▶ _Selected passage_
Elsewhere in JAMA Network Open, Li et al1 report their institutional experience to examine survival and toxic effects among patients with nasopharyngeal cancer treated with photon-based intensity-modulated radiation therapy (IMRT) or intensity-modulated proton radiotherapy (IMPT). The study found excellent disease control outcomes in patients treated with either modality. There was a modest reduction in grade 2 and higher toxic effects seen among patients treated with IMPT.
IMPT is a powerful technology with great promise to improve the delivery of radiation to tumors while sparing normal tissue. A largely unanswered question regarding IMPT is whether there is a significant benefit in terms of tumor control and toxic effects between it and IMRT. Ideally, large randomized clinical trials could be performed to directly determine what benefits, if any, exist for IMPT vs IMRT, but unfortunately, these studies have been difficult to perform.2 In recognition of the elusiveness of randomized clinical trials comparing IMPT with IMRT, other methods have been used to ascertain the potential clinical benefit of IMPT. This includes retrospective studies with statistical techniques to attempt to account for differences in patient and disease characteristics between treatment groups.
In the propensity score–matched survival analysis in the study by Li et al,1 there were no statistically significant differences in locoregional failure–free survival, progression-free survival, distant metastasis–free survival, or overall survival. These findings are reassuring that both IMRT and IMPT are highly effective at achieving the primary goal of treatment, which is disease control. These results are also concordant with other studies showing high rates of tumor control for nasopharyngeal cancer with IMRT techniques.3 Given the excellent disease control outcomes for IMRT and IMPT, improvement of treatment involves reducing toxic effects.

▶ _Exercise instructions_
Copy the commentary from "In the propensity" up to and including "reducing toxic effects.", substituting "local" for "locoregional". Rely only on the commentary.

▶ _Raw data_
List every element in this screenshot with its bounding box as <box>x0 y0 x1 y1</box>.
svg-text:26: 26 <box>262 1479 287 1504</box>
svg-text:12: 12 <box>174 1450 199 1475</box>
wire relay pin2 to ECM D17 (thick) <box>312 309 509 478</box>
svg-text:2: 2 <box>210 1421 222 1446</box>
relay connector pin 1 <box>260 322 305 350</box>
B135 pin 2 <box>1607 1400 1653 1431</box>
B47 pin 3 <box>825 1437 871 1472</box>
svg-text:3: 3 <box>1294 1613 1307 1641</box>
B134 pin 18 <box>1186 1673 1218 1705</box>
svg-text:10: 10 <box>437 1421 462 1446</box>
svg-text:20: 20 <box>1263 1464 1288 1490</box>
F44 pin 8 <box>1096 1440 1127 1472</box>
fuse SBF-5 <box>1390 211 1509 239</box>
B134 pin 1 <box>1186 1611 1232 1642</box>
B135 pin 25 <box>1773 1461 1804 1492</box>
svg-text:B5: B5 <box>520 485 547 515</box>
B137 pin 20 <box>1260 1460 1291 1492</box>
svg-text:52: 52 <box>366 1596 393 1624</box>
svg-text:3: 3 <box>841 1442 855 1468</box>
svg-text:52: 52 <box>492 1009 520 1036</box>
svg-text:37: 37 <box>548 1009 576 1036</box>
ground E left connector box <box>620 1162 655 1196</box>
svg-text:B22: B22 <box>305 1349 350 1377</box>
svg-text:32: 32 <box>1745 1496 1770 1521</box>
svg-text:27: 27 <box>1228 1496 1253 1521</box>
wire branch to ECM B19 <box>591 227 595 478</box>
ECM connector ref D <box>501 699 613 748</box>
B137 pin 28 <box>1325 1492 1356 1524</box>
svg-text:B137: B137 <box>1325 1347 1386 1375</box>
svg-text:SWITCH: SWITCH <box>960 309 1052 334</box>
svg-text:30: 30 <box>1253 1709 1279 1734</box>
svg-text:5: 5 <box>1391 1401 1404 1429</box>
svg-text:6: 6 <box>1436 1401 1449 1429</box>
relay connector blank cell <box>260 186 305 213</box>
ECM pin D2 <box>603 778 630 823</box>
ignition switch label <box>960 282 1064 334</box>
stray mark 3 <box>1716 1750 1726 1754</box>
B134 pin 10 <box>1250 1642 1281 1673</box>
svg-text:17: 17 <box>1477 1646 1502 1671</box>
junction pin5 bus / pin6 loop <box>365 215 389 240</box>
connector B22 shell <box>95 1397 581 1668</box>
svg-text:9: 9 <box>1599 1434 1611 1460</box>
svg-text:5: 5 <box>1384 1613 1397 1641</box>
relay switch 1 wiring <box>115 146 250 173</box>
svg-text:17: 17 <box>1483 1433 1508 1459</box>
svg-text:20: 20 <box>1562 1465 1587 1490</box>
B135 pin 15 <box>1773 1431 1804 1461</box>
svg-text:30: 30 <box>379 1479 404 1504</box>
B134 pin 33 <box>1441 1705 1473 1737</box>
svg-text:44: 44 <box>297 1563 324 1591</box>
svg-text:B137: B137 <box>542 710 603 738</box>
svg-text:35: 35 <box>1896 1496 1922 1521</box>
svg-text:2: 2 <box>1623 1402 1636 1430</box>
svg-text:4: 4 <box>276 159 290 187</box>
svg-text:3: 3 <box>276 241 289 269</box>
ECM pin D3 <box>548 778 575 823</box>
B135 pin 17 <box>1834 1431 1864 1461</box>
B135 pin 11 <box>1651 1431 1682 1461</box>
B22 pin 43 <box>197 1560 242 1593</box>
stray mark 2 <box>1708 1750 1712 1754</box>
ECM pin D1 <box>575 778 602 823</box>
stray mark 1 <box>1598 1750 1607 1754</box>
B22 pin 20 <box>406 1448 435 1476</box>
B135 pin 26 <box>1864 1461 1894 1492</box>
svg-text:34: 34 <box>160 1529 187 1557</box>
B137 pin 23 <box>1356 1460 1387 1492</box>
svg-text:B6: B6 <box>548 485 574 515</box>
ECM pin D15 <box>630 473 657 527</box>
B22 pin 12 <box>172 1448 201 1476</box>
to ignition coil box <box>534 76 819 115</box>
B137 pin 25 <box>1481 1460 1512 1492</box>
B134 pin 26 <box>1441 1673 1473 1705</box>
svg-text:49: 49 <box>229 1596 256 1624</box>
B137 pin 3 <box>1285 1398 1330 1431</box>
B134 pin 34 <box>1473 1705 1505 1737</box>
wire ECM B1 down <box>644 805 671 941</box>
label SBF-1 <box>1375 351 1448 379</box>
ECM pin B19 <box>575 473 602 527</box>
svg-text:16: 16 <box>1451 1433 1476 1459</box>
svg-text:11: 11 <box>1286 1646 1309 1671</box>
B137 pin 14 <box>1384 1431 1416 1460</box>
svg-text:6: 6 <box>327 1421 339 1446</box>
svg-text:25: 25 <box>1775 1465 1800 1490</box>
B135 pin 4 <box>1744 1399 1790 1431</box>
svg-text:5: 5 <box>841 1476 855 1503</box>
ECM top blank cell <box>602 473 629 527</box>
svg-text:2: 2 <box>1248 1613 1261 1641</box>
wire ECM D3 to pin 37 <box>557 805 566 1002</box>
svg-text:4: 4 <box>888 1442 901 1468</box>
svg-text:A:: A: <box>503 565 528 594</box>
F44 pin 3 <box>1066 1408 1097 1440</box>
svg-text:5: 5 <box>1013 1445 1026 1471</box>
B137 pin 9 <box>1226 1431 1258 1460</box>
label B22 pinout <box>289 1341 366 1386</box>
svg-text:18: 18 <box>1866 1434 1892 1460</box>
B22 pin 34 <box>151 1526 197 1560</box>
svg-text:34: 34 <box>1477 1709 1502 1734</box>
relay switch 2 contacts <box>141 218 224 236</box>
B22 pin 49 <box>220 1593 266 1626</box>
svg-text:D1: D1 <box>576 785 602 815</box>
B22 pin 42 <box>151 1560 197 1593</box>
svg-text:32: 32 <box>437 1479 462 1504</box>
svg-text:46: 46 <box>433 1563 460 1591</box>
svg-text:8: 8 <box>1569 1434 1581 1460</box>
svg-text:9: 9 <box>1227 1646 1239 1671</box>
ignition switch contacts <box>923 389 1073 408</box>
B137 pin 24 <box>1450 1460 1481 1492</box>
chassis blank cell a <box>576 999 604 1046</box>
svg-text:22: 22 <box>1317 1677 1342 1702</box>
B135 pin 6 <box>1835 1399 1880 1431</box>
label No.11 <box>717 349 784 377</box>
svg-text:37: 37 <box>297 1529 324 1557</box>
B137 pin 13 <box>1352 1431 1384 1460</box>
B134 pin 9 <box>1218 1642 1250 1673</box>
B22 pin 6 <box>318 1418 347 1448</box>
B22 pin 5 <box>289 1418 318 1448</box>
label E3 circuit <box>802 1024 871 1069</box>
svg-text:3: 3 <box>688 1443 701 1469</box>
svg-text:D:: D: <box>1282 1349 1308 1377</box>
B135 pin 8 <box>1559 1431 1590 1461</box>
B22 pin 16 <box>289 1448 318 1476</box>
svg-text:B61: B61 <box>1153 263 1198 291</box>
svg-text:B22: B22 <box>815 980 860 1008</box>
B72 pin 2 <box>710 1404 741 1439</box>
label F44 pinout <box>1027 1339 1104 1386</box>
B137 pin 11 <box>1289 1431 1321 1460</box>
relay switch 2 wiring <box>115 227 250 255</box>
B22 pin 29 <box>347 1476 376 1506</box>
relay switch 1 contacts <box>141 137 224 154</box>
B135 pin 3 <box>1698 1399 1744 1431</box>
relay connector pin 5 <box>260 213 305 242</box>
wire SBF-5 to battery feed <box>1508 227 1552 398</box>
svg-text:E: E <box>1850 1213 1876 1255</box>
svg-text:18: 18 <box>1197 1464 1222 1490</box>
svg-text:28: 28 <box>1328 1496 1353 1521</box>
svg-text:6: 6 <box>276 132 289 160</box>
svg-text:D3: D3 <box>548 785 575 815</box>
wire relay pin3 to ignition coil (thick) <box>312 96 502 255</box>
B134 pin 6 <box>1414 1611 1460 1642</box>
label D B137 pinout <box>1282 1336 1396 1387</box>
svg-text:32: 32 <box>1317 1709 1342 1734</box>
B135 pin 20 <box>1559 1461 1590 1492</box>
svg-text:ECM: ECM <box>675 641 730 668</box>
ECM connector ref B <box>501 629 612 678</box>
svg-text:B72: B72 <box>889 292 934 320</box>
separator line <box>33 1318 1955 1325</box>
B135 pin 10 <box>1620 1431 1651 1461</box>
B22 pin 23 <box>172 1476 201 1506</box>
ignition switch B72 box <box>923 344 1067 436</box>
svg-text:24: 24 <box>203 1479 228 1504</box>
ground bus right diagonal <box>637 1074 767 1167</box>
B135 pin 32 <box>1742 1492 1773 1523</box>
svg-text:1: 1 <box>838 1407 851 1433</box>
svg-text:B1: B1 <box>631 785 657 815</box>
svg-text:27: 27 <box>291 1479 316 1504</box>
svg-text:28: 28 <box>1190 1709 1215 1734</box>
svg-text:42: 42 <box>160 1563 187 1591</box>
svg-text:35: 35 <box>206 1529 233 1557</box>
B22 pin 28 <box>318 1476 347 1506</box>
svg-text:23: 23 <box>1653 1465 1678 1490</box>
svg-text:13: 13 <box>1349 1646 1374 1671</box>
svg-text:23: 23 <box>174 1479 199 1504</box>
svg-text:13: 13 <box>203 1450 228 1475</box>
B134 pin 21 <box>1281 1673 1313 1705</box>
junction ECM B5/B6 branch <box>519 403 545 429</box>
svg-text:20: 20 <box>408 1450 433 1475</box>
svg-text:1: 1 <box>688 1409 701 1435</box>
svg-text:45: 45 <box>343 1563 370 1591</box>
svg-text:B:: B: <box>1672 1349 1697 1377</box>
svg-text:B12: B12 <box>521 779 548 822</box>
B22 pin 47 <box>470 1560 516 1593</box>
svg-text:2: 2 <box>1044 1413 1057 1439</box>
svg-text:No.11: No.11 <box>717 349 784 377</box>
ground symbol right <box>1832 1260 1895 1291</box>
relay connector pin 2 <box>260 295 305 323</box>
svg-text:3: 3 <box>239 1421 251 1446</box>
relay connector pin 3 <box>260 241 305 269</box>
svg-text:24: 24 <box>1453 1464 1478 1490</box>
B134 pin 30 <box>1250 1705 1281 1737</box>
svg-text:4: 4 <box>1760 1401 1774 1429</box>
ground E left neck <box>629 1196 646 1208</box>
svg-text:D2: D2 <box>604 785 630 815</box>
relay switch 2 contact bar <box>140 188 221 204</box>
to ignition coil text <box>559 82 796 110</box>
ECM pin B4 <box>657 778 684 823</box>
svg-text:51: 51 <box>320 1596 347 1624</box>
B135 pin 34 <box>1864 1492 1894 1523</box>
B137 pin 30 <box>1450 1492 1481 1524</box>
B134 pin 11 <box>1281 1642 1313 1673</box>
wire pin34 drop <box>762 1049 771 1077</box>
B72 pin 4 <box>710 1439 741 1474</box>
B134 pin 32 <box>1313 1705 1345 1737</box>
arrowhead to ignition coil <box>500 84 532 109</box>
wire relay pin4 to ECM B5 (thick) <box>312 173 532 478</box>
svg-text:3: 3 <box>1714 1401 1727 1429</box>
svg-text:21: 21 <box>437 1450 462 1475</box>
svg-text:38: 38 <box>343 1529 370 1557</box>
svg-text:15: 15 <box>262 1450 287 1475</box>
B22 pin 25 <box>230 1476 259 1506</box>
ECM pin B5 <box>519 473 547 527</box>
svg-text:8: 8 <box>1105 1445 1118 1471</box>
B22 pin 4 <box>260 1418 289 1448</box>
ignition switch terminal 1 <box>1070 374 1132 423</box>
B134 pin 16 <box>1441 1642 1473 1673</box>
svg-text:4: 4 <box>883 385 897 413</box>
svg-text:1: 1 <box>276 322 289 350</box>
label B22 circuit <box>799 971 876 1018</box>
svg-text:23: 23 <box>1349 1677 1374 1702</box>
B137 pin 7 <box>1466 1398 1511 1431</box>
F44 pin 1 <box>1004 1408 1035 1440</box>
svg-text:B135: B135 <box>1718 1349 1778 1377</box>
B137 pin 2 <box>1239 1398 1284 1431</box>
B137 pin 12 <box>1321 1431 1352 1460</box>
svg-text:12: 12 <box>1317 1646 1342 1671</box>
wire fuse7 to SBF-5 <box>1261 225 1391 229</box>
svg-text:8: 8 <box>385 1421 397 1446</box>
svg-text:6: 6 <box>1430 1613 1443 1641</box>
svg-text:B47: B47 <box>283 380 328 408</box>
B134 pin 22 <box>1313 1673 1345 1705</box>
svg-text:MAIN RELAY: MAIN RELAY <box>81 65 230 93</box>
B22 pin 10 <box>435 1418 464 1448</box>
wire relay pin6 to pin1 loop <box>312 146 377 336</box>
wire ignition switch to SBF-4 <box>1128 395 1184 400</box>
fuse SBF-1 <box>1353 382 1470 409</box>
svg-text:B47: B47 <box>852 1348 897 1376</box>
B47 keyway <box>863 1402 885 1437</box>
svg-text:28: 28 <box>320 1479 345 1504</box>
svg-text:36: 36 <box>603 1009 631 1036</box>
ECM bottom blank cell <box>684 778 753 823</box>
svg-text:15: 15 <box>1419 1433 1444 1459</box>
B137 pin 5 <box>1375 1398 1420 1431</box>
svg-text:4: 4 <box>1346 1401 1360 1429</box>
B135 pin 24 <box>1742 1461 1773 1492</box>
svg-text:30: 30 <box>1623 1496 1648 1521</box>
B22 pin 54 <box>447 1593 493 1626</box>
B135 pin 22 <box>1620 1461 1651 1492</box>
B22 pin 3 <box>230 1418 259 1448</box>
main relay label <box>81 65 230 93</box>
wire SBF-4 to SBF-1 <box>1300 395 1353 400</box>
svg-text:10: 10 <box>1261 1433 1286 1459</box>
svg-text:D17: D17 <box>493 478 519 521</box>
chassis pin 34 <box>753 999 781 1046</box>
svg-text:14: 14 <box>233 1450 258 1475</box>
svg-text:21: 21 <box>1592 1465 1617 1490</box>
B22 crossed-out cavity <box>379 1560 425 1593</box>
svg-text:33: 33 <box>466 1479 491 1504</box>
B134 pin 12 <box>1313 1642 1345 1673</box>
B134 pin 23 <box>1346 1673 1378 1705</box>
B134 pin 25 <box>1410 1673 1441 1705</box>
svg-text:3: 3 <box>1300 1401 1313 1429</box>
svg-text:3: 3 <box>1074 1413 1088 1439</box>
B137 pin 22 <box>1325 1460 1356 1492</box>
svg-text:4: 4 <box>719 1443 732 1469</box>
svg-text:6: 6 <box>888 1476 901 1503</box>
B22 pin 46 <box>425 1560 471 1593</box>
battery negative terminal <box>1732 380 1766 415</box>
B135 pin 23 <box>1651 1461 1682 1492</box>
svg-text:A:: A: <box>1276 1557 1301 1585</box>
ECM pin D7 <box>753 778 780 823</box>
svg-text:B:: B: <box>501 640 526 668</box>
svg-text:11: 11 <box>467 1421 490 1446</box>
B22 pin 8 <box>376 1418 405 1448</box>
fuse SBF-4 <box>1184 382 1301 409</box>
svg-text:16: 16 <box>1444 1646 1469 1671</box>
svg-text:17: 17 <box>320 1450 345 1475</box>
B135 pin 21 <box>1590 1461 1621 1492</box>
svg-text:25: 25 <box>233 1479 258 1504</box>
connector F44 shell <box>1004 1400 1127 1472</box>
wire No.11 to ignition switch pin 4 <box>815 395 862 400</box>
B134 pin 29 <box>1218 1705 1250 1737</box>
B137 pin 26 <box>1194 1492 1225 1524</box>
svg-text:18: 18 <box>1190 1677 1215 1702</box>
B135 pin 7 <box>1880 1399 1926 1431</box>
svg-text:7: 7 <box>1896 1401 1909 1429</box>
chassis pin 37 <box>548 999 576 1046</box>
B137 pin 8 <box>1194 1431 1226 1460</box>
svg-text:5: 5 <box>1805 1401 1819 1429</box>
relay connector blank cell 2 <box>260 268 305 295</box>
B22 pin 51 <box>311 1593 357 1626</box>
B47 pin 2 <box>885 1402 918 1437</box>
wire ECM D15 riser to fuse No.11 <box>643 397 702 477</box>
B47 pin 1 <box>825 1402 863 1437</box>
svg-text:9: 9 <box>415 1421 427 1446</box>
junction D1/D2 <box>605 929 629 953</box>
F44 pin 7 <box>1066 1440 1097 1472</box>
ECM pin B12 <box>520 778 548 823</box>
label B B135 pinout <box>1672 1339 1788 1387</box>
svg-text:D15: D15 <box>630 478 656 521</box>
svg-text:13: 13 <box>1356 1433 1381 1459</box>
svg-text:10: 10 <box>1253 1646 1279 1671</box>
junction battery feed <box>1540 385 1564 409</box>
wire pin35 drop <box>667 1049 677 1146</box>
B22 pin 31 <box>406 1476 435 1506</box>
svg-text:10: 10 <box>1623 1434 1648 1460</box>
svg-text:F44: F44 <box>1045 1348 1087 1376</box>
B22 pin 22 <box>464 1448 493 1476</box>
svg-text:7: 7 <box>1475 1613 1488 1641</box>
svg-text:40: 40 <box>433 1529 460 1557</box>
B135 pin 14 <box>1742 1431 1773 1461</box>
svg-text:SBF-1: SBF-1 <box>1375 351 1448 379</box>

▶ _Completed task_
In the propensity score–matched survival analysis in the study by Li et al,1 there were no statistically significant differences in local failure–free survival, progression-free survival, distant metastasis–free survival, or overall survival. These findings are reassuring that both IMRT and IMPT are highly effective at achieving the primary goal of treatment, which is disease control. These results are also concordant with other studies showing high rates of tumor control for nasopharyngeal cancer with IMRT techniques.3 Given the excellent disease control outcomes for IMRT and IMPT, improvement of treatment involves reducing toxic effects.